WORK INSTRUCTIONS: Transcribe the material below exactly as it appears.

DATASET RECORDS:

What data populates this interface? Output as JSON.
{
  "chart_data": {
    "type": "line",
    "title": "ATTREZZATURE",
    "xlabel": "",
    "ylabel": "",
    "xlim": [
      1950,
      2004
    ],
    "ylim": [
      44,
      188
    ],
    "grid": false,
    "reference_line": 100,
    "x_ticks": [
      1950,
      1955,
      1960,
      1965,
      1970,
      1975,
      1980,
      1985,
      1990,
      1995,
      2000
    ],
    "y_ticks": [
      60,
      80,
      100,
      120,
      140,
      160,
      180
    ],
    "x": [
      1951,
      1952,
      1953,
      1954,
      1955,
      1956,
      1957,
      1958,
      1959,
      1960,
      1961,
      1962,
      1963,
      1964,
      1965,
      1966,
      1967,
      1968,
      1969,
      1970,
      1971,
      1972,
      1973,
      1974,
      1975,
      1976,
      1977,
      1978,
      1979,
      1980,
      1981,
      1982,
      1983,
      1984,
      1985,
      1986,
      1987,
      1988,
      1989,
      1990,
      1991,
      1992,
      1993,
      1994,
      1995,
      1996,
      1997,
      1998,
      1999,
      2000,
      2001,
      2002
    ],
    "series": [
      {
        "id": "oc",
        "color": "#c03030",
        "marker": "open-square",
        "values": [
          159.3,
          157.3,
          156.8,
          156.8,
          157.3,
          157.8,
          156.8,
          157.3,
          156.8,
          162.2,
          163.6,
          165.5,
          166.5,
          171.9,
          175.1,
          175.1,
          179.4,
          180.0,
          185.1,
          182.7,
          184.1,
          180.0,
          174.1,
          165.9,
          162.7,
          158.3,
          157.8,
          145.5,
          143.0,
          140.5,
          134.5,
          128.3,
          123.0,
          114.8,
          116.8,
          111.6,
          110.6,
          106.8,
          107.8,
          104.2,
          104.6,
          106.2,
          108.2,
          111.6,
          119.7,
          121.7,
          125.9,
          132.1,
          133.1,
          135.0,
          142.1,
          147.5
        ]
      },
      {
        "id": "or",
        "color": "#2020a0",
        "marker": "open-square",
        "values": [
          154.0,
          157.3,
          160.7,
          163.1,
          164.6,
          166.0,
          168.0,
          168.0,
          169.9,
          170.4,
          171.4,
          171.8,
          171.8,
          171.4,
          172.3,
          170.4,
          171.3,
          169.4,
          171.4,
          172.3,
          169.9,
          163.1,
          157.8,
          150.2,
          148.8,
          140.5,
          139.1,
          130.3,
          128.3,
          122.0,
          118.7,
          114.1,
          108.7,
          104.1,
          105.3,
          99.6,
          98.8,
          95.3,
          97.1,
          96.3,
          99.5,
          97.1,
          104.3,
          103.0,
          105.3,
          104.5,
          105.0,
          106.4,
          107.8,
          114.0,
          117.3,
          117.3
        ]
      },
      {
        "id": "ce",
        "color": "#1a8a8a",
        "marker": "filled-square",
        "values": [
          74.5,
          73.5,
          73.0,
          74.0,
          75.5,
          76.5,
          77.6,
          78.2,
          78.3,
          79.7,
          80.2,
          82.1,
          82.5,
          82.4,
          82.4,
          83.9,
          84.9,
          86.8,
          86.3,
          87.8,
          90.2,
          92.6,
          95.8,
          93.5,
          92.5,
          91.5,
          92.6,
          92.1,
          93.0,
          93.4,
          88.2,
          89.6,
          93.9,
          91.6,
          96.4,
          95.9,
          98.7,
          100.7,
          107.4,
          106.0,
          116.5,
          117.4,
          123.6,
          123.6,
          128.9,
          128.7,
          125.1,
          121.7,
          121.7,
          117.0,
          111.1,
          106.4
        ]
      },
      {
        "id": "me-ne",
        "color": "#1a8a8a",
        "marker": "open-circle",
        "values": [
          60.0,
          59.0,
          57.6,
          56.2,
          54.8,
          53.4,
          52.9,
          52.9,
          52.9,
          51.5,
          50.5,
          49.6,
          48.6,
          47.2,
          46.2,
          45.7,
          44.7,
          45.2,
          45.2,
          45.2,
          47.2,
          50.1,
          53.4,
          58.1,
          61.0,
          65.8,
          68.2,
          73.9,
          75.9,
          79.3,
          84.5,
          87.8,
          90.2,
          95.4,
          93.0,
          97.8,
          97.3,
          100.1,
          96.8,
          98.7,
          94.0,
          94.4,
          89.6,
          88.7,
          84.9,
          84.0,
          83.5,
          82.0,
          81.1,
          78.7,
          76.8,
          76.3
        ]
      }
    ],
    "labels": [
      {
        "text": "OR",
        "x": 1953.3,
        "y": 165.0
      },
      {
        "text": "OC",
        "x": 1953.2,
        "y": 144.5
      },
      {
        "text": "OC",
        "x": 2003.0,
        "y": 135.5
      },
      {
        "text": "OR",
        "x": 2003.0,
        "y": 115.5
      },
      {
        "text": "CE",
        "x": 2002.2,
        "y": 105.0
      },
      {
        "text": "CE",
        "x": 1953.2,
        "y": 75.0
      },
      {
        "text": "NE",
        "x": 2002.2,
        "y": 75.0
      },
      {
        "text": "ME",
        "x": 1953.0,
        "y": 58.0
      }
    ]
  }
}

EXERCISE OUTPUT:
What data populates this interface? Output as JSON.
{
  "chart_data": {
    "type": "line",
    "title": "ATTREZZATURE",
    "xlabel": "",
    "ylabel": "",
    "xlim": [
      1950,
      2004
    ],
    "ylim": [
      44,
      188
    ],
    "grid": false,
    "reference_line": 100,
    "x_ticks": [
      1950,
      1955,
      1960,
      1965,
      1970,
      1975,
      1980,
      1985,
      1990,
      1995,
      2000
    ],
    "y_ticks": [
      60,
      80,
      100,
      120,
      140,
      160,
      180
    ],
    "x": [
      1951,
      1952,
      1953,
      1954,
      1955,
      1956,
      1957,
      1958,
      1959,
      1960,
      1961,
      1962,
      1963,
      1964,
      1965,
      1966,
      1967,
      1968,
      1969,
      1970,
      1971,
      1972,
      1973,
      1974,
      1975,
      1976,
      1977,
      1978,
      1979,
      1980,
      1981,
      1982,
      1983,
      1984,
      1985,
      1986,
      1987,
      1988,
      1989,
      1990,
      1991,
      1992,
      1993,
      1994,
      1995,
      1996,
      1997,
      1998,
      1999,
      2000,
      2001,
      2002
    ],
    "series": [
      {
        "id": "oc",
        "color": "#c03030",
        "marker": "open-square",
        "values": [
          159.3,
          157.3,
          156.8,
          156.8,
          157.3,
          157.8,
          156.8,
          157.3,
          156.8,
          162.2,
          163.6,
          165.5,
          166.5,
          171.9,
          175.1,
          175.1,
          179.4,
          180.0,
          185.1,
          182.7,
          184.1,
          180.0,
          174.1,
          165.9,
          162.7,
          158.3,
          157.8,
          145.5,
          143.0,
          140.5,
          134.5,
          128.3,
          123.0,
          114.8,
          116.8,
          111.6,
          110.6,
          106.8,
          107.8,
          104.2,
          104.6,
          106.2,
          108.2,
          111.6,
          119.7,
          121.7,
          125.9,
          132.1,
          133.1,
          135.0,
          142.1,
          147.5
        ]
      },
      {
        "id": "or",
        "color": "#2020a0",
        "marker": "open-square",
        "values": [
          154.0,
          157.3,
          160.7,
          163.1,
          164.6,
          166.0,
          168.0,
          168.0,
          169.9,
          170.4,
          171.4,
          171.8,
          171.8,
          171.4,
          172.3,
          170.4,
          171.3,
          169.4,
          171.4,
          172.3,
          169.9,
          163.1,
          157.8,
          150.2,
          148.8,
          140.5,
          139.1,
          130.3,
          128.3,
          122.0,
          118.7,
          114.1,
          108.7,
          104.1,
          105.3,
          99.6,
          98.8,
          95.3,
          97.1,
          96.3,
          99.5,
          97.1,
          104.3,
          103.0,
          105.3,
          104.5,
          105.0,
          106.4,
          107.8,
          114.0,
          117.3,
          117.3
        ]
      },
      {
        "id": "ce",
        "color": "#1a8a8a",
        "marker": "filled-square",
        "values": [
          74.5,
          73.5,
          73.0,
          74.0,
          75.5,
          76.5,
          77.6,
          78.2,
          78.3,
          79.7,
          80.2,
          82.1,
          82.5,
          82.4,
          82.4,
          83.9,
          84.9,
          86.8,
          86.3,
          87.8,
          90.2,
          92.6,
          95.8,
          93.5,
          92.5,
          91.5,
          92.6,
          92.1,
          93.0,
          93.4,
          88.2,
          89.6,
          93.9,
          91.6,
          96.4,
          95.9,
          98.7,
          100.7,
          107.4,
          106.0,
          116.5,
          117.4,
          123.6,
          123.6,
          128.9,
          128.7,
          125.1,
          121.7,
          121.7,
          117.0,
          111.1,
          106.4
        ]
      },
      {
        "id": "me-ne",
        "color": "#1a8a8a",
        "marker": "open-circle",
        "values": [
          60.0,
          59.0,
          57.6,
          56.2,
          54.8,
          53.4,
          52.9,
          52.9,
          52.9,
          51.5,
          50.5,
          49.6,
          48.6,
          47.2,
          46.2,
          45.7,
          44.7,
          45.2,
          45.2,
          45.2,
          47.2,
          50.1,
          53.4,
          58.1,
          61.0,
          65.8,
          68.2,
          73.9,
          75.9,
          79.3,
          84.5,
          87.8,
          90.2,
          95.4,
          93.0,
          97.8,
          97.3,
          100.1,
          96.8,
          98.7,
          94.0,
          94.4,
          89.6,
          88.7,
          84.9,
          84.0,
          83.5,
          82.0,
          81.1,
          78.7,
          76.8,
          76.3
        ]
      }
    ],
    "labels": [
      {
        "text": "OR",
        "x": 1953.3,
        "y": 165.0
      },
      {
        "text": "OC",
        "x": 1953.2,
        "y": 144.5
      },
      {
        "text": "OC",
        "x": 2003.0,
        "y": 135.5
      },
      {
        "text": "OR",
        "x": 2003.0,
        "y": 115.5
      },
      {
        "text": "CE",
        "x": 2002.2,
        "y": 105.0
      },
      {
        "text": "CE",
        "x": 1953.2,
        "y": 75.0
      },
      {
        "text": "NE",
        "x": 2002.2,
        "y": 75.0
      },
      {
        "text": "ME",
        "x": 1953.0,
        "y": 58.0
      }
    ]
  }
}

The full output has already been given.